* PROBLEM DESCRIPTION: Each line containing the word "true" needs to be copied.

* RECORDS FOR PROCESSING:
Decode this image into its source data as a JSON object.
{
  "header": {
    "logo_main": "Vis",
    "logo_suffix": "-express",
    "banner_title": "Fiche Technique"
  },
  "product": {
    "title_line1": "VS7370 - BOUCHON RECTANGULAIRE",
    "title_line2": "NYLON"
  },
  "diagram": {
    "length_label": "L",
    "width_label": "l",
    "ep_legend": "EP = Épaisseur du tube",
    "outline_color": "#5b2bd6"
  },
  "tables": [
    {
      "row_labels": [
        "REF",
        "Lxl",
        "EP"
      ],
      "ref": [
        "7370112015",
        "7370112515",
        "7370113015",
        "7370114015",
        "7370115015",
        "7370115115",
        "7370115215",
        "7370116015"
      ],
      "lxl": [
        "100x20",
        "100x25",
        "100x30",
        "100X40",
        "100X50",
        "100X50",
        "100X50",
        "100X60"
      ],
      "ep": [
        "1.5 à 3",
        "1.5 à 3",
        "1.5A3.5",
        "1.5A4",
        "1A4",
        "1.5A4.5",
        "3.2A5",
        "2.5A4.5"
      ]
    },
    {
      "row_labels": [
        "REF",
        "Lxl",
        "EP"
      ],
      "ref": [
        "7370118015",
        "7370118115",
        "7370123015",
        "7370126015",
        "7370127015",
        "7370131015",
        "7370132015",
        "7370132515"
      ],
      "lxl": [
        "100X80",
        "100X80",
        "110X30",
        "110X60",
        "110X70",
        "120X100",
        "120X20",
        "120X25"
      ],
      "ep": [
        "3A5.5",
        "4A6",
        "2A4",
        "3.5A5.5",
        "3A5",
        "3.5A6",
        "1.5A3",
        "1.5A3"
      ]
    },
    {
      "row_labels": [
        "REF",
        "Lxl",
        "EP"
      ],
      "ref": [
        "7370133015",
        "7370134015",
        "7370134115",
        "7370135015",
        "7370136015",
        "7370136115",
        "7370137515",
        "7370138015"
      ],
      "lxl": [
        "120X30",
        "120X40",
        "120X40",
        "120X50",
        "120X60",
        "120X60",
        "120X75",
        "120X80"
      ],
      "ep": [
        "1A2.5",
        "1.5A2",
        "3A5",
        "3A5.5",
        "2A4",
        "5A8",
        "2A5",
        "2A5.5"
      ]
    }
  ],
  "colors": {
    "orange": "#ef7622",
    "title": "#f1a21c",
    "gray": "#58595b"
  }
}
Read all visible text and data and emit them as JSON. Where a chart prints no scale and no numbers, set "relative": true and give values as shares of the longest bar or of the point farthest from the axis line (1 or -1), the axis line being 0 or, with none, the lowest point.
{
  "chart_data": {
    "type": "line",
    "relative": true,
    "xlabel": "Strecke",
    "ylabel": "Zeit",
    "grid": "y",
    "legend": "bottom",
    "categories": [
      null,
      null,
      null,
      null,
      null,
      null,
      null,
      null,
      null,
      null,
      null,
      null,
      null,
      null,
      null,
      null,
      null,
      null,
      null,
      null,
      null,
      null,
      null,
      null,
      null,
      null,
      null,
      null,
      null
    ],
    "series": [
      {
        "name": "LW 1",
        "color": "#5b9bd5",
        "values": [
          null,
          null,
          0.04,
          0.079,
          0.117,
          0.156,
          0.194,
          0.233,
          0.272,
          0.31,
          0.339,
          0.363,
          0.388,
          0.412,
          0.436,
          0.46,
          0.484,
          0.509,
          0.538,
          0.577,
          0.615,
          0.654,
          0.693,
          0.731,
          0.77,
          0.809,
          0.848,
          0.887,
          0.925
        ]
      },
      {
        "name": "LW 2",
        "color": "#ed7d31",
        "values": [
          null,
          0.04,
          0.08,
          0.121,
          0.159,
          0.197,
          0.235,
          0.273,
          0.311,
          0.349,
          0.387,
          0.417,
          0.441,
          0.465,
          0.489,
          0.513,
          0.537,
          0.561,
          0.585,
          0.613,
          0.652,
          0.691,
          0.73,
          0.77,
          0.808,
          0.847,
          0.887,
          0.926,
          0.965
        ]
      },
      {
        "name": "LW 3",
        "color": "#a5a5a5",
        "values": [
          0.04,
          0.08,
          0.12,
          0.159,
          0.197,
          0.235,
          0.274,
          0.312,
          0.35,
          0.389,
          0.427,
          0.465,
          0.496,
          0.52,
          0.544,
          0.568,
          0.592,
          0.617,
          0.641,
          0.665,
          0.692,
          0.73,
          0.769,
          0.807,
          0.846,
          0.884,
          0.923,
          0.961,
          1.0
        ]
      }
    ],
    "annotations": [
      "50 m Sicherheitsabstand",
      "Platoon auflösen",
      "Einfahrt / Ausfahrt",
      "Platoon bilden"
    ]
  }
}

* FINAL RESULT:
Read all visible text and data and emit them as JSON. Where a chart prints no scale and no numbers, set "relative": true and give values as shares of the longest bar or of the point farthest from the axis line (1 or -1), the axis line being 0 or, with none, the lowest point.
    "relative": true,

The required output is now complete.